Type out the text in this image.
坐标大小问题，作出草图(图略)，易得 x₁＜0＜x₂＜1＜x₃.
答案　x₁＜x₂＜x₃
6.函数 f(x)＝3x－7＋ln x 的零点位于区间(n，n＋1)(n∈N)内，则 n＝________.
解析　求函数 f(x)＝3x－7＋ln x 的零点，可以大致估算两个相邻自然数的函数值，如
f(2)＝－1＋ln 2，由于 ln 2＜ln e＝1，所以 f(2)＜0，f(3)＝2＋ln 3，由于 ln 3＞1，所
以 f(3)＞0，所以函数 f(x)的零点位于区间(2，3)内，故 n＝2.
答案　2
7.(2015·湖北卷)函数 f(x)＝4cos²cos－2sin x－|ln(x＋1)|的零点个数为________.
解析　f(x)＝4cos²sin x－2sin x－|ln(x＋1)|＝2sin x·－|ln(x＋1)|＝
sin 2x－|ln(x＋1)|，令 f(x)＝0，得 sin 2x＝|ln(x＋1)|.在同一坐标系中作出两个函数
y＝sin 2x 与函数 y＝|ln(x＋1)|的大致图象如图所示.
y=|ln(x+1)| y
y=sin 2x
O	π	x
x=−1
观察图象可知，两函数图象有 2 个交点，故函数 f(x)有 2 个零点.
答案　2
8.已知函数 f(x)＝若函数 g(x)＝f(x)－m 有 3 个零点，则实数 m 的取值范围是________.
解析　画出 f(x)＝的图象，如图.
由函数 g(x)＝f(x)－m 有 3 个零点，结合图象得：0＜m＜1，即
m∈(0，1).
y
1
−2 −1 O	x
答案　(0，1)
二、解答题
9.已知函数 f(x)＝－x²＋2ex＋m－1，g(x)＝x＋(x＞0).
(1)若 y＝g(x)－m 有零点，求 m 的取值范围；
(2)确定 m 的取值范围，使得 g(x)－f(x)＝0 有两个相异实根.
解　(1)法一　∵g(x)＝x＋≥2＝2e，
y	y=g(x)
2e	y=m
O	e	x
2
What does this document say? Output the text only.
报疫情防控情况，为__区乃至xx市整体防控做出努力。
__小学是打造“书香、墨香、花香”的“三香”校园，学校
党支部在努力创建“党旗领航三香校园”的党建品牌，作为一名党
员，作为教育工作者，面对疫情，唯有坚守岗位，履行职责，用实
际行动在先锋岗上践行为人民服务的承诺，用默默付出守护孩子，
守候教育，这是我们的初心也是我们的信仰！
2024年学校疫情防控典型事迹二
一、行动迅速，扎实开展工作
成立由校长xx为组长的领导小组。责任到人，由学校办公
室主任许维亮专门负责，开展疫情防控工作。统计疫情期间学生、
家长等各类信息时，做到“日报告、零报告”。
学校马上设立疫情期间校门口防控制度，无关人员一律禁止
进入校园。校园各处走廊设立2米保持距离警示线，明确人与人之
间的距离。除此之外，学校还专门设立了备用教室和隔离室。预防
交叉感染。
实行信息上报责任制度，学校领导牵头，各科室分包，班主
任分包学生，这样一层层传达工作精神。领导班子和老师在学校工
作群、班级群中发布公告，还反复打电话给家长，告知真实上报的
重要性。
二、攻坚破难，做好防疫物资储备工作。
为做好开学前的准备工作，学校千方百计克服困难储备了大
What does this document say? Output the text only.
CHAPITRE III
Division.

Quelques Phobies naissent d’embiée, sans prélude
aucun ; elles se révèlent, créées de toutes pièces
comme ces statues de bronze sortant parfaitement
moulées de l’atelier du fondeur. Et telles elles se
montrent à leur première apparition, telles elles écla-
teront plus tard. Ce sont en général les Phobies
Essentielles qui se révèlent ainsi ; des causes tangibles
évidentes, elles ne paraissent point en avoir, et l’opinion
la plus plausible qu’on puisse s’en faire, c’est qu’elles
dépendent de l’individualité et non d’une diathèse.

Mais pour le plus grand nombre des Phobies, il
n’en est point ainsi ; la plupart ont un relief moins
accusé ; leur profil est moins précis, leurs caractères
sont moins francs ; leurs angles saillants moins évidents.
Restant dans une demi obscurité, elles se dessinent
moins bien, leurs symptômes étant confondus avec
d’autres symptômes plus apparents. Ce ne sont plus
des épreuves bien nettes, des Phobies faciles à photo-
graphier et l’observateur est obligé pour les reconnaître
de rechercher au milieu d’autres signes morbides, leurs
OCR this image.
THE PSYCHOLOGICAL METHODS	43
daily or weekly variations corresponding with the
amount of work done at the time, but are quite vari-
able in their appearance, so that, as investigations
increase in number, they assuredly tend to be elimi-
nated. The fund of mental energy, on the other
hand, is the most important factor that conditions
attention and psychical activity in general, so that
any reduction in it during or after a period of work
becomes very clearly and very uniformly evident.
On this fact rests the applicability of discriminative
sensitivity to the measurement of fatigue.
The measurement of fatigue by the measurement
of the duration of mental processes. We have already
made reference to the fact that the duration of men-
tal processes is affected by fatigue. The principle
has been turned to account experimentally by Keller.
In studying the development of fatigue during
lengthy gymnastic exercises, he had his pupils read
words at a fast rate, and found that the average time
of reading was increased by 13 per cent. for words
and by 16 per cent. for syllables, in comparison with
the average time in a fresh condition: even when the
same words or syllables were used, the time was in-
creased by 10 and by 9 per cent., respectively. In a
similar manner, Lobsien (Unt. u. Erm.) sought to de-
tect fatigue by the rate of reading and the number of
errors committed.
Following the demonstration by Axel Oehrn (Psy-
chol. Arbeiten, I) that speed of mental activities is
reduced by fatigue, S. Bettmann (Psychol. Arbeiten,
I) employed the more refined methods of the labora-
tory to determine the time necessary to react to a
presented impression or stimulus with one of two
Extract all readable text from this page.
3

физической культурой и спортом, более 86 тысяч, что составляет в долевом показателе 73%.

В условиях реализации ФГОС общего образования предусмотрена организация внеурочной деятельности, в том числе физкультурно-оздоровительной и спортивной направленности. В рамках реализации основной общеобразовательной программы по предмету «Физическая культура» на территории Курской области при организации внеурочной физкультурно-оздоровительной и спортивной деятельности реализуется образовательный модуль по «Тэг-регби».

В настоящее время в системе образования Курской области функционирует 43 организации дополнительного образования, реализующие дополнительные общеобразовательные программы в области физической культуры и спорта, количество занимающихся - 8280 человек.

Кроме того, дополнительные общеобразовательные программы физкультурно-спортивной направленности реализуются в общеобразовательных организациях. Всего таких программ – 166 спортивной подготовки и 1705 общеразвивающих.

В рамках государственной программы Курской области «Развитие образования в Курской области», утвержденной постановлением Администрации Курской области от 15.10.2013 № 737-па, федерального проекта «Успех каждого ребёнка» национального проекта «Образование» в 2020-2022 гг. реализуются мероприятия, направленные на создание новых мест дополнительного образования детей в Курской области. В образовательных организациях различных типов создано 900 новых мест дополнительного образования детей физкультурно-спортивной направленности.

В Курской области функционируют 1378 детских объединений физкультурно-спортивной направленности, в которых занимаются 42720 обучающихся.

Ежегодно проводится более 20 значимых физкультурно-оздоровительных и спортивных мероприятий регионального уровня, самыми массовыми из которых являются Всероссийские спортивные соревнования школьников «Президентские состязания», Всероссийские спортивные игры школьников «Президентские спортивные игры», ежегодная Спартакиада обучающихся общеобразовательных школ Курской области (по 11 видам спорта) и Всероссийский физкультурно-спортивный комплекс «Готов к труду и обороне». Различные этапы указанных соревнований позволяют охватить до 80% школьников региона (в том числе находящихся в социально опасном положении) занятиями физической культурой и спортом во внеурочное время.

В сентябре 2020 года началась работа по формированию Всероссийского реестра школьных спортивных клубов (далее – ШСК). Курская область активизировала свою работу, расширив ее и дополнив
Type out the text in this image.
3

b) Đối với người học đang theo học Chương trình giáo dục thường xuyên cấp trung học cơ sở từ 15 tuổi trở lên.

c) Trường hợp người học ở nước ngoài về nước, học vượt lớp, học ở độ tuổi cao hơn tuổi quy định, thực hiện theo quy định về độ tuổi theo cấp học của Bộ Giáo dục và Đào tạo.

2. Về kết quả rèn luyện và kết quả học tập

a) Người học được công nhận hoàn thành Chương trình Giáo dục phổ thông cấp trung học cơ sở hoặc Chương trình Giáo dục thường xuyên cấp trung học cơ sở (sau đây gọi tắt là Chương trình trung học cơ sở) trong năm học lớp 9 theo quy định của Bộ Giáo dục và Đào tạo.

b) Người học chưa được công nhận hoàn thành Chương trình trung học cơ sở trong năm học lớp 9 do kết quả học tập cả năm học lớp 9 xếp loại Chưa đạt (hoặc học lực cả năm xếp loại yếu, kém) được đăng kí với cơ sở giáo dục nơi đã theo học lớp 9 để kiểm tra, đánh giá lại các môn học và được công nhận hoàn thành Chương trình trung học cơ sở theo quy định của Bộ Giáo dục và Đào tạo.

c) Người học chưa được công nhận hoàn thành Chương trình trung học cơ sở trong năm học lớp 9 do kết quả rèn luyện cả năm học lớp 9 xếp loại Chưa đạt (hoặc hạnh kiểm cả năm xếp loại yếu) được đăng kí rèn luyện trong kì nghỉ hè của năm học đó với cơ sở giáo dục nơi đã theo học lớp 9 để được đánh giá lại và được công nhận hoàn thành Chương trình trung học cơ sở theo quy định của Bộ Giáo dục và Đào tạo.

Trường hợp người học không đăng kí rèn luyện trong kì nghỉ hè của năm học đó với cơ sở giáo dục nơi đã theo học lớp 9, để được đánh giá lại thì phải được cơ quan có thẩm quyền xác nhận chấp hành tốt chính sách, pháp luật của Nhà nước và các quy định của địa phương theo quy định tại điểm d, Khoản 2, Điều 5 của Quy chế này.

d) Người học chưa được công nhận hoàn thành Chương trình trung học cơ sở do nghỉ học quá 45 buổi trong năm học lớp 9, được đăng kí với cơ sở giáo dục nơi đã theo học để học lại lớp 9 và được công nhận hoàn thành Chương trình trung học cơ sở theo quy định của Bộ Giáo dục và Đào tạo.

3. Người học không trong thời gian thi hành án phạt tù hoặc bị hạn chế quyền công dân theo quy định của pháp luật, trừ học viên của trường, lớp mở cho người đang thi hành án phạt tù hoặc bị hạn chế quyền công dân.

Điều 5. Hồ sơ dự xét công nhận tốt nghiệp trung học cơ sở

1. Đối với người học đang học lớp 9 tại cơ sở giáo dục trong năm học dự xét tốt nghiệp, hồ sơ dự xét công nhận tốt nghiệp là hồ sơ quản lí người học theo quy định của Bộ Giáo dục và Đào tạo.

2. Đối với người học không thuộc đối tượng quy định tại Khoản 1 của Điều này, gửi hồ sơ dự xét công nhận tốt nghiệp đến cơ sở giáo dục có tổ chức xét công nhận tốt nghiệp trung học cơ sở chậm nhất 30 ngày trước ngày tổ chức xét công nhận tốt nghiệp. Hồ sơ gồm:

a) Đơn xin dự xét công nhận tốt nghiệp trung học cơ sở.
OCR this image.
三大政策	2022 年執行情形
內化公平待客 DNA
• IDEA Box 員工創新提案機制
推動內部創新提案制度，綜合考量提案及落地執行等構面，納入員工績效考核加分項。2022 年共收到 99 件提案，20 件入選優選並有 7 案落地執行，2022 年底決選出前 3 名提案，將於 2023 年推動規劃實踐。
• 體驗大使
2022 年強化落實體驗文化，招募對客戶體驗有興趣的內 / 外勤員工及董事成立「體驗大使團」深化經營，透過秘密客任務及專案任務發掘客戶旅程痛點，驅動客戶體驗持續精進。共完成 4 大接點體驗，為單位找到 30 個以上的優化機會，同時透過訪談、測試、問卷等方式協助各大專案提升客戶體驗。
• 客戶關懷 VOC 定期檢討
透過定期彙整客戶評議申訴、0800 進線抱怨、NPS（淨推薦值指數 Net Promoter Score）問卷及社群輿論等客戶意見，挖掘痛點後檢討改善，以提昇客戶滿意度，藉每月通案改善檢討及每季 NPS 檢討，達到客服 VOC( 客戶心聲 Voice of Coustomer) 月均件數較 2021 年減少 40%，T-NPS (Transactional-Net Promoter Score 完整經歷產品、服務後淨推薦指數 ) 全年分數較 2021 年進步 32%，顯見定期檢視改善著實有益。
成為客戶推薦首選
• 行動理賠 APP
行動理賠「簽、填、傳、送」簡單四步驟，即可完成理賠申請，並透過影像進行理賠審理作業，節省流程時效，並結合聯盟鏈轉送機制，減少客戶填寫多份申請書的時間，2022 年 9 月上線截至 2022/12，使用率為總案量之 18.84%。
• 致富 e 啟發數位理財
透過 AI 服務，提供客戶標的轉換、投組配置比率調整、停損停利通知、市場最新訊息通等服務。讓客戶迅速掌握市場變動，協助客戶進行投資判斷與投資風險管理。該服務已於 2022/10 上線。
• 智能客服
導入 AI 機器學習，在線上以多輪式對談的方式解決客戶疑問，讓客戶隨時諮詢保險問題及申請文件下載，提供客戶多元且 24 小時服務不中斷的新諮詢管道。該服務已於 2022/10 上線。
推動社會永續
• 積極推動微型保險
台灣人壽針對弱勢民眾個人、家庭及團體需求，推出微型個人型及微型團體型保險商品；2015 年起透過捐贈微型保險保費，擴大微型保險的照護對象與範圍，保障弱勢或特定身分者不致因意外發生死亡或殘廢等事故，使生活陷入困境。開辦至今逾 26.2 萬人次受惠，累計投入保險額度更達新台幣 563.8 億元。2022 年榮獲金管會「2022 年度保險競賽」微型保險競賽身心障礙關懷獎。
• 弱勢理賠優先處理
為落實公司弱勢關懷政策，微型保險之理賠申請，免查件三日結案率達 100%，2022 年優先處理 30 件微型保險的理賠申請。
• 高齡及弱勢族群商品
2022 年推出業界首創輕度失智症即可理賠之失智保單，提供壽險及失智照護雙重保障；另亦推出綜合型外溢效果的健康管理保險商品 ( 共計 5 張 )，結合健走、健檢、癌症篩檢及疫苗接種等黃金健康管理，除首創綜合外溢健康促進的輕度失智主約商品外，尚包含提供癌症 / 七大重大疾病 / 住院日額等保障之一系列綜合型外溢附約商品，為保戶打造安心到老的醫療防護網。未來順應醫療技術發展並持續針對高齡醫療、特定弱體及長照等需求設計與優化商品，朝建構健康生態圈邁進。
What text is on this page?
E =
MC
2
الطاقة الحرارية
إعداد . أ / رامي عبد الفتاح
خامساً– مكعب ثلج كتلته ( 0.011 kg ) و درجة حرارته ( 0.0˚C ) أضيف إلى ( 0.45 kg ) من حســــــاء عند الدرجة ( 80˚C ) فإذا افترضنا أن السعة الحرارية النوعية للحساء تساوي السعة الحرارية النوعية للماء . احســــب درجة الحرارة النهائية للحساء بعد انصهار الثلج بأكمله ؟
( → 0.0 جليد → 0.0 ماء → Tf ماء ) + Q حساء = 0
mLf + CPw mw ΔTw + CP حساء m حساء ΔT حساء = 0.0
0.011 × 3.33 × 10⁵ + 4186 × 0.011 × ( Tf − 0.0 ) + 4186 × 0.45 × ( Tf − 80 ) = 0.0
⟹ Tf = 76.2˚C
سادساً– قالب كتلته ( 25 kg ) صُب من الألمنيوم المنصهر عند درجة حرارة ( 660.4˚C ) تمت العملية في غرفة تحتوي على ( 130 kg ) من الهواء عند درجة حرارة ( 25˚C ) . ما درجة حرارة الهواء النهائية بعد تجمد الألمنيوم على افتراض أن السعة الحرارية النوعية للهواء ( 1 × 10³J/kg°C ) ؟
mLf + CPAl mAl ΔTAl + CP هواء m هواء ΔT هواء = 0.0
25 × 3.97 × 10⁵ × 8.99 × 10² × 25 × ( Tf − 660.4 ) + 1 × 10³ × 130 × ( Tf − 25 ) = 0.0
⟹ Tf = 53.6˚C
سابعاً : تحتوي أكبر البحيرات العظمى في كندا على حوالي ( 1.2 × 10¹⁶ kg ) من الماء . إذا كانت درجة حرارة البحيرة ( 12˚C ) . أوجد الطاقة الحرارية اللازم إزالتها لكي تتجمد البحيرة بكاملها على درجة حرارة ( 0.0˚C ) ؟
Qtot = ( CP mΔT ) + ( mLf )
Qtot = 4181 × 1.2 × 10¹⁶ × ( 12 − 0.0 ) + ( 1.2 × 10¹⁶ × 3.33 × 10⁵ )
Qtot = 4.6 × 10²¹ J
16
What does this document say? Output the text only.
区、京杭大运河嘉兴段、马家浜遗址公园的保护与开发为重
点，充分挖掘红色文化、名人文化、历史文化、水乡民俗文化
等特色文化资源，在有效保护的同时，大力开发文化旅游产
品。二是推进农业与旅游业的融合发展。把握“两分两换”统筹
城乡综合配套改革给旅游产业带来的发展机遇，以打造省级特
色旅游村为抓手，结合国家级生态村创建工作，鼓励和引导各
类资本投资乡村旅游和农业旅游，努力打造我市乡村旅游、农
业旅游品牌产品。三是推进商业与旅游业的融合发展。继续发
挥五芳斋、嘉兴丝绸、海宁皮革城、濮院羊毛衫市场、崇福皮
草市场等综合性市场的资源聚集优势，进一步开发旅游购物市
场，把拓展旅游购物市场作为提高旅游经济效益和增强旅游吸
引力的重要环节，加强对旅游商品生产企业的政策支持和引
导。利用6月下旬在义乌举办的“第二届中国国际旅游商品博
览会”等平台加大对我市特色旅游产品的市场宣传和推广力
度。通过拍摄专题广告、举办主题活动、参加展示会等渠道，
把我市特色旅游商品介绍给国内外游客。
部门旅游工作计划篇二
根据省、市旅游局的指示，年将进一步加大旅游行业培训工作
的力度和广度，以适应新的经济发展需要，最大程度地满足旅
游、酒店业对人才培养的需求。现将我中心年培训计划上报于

◆ ◆ ◆ ◆

WORK INSTRUCTIONS: Gather each line holding the string "measurement".

SOLVED EXERCISE:
sensitivity to the measurement of fatigue.
The measurement of fatigue by the measurement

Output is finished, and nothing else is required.